[Records excerpted from a collection]
*****
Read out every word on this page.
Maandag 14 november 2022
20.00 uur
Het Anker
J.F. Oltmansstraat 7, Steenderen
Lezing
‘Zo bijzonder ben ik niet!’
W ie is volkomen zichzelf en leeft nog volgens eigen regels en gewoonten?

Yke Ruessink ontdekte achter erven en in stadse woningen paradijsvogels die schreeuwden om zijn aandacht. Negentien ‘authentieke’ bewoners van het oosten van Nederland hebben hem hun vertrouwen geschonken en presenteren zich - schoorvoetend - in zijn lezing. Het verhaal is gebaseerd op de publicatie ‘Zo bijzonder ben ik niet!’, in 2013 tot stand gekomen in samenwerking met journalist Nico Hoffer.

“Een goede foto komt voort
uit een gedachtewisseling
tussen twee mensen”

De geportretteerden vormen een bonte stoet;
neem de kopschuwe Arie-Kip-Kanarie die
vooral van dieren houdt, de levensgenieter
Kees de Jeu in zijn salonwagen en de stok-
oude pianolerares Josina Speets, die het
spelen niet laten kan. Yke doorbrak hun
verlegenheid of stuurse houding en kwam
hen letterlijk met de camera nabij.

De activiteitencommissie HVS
*****
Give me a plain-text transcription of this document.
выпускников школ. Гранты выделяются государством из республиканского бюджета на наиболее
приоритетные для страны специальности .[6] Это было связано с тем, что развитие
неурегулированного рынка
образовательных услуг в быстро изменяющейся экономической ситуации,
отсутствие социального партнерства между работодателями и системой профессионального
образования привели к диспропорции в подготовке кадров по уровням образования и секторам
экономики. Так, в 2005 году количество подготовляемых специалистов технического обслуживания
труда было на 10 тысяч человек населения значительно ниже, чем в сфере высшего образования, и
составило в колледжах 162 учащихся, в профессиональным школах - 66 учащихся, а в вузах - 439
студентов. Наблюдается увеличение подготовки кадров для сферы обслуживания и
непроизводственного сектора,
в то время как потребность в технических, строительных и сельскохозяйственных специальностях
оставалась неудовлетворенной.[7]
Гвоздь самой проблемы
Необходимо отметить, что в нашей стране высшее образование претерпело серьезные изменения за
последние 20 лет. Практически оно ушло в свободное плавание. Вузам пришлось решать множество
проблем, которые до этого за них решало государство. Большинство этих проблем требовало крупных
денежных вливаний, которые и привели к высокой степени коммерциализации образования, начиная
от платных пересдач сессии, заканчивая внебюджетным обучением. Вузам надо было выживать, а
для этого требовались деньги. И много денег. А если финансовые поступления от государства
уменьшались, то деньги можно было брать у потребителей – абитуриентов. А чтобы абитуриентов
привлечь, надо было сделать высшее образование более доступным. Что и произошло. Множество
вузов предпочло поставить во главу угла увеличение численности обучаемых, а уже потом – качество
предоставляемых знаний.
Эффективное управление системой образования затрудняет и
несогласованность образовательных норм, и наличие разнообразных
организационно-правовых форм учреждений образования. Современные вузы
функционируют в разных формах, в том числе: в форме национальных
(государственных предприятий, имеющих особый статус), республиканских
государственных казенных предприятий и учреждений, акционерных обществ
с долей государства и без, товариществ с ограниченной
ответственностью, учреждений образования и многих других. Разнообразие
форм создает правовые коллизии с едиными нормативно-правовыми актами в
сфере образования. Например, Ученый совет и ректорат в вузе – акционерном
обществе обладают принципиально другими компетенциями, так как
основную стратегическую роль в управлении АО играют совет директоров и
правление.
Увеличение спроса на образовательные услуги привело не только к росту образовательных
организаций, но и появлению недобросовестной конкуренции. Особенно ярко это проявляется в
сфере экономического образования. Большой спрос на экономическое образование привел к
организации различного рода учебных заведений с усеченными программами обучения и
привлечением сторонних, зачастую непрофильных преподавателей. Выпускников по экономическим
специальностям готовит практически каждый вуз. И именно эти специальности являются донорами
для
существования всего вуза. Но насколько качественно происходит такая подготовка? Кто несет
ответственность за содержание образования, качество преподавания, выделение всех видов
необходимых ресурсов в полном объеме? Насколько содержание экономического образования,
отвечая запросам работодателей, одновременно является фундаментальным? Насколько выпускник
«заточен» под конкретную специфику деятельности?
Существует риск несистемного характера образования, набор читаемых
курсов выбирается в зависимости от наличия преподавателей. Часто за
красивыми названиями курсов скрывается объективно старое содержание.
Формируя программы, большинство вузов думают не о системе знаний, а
*****
§ WORK TO DO:
Working from the listing above, pick out every line that has "курсов" and copy it.

§ SOLUTION TO THE PROBLEM:
курсов выбирается в зависимости от наличия преподавателей. Часто за
красивыми названиями курсов скрывается объективно старое содержание.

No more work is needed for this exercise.